Select the lines below containing the word "ОНӨХХК".

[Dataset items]
--------------------------------------------------

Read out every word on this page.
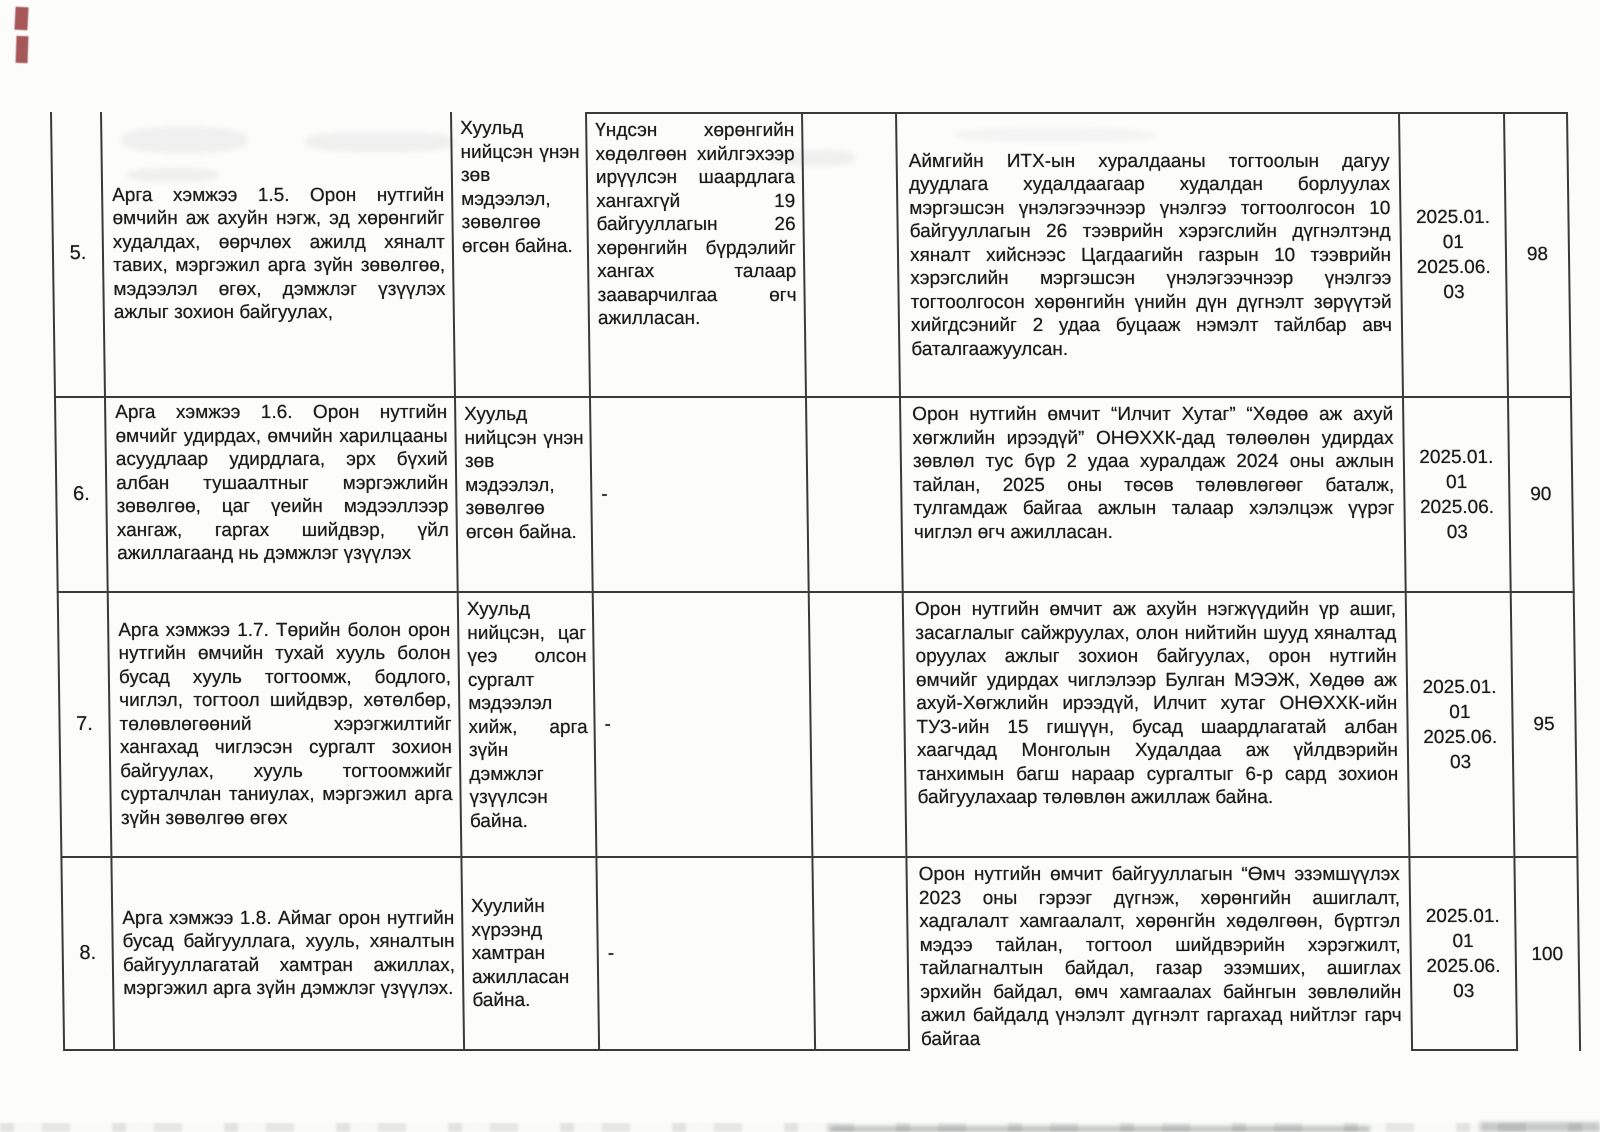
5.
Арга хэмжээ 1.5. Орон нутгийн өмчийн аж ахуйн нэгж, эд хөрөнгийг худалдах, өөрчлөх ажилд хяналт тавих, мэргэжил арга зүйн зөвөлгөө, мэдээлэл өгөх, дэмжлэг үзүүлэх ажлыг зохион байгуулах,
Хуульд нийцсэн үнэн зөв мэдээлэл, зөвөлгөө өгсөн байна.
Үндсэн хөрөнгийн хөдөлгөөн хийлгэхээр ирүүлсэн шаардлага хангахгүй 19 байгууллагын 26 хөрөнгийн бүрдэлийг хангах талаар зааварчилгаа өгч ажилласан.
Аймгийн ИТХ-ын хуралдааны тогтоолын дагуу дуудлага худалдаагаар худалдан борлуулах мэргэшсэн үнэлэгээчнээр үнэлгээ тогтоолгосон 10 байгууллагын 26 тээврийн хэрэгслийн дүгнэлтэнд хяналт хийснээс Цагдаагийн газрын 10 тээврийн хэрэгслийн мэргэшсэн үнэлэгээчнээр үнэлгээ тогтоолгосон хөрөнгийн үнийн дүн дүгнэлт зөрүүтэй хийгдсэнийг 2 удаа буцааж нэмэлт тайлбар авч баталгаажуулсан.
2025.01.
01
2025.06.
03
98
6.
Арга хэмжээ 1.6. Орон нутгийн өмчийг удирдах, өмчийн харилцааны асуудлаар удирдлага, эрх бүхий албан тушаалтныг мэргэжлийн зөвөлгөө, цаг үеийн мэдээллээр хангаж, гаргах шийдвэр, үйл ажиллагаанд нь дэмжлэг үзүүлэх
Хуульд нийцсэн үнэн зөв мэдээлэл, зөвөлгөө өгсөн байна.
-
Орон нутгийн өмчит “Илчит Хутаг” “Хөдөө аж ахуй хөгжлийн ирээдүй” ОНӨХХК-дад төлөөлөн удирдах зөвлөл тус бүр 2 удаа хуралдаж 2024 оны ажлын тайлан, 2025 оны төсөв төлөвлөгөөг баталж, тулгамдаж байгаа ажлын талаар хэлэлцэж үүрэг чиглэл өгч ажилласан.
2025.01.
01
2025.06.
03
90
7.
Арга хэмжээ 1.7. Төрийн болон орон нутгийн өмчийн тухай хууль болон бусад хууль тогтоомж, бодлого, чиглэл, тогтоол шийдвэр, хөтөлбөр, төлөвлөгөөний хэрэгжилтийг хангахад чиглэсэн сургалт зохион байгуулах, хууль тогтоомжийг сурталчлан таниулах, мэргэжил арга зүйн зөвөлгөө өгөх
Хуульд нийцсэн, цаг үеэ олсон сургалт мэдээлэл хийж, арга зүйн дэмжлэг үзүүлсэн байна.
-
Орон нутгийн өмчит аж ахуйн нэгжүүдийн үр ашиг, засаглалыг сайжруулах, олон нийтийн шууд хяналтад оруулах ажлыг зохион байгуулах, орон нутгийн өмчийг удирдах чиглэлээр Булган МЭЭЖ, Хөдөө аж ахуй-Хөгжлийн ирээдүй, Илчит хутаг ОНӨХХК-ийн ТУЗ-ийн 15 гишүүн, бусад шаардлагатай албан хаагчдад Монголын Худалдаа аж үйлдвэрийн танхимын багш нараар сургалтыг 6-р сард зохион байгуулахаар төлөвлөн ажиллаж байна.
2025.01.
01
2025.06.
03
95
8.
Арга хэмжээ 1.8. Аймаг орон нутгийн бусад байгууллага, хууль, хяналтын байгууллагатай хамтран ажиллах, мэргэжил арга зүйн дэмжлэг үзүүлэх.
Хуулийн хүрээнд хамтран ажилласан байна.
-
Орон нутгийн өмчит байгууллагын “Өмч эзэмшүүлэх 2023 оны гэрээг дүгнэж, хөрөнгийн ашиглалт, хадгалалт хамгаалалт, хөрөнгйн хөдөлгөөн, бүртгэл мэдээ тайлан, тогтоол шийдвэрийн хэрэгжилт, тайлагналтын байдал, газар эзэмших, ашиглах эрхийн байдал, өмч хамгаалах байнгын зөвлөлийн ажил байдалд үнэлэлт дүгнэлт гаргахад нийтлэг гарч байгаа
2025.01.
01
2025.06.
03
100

--------------------------------------------------

> RESULT
Орон нутгийн өмчит “Илчит Хутаг” “Хөдөө аж ахуй хөгжлийн ирээдүй” ОНӨХХК-дад төлөөлөн удирдах зөвлөл тус бүр 2 удаа хуралдаж 2024 оны ажлын тайлан, 2025 оны төсөв төлөвлөгөөг баталж, тулгамдаж байгаа ажлын талаар хэлэлцэж үүрэг чиглэл өгч ажилласан.
Орон нутгийн өмчит аж ахуйн нэгжүүдийн үр ашиг, засаглалыг сайжруулах, олон нийтийн шууд хяналтад оруулах ажлыг зохион байгуулах, орон нутгийн өмчийг удирдах чиглэлээр Булган МЭЭЖ, Хөдөө аж ахуй-Хөгжлийн ирээдүй, Илчит хутаг ОНӨХХК-ийн ТУЗ-ийн 15 гишүүн, бусад шаардлагатай албан хаагчдад Монголын Худалдаа аж үйлдвэрийн танхимын багш нараар сургалтыг 6-р сард зохион байгуулахаар төлөвлөн ажиллаж байна.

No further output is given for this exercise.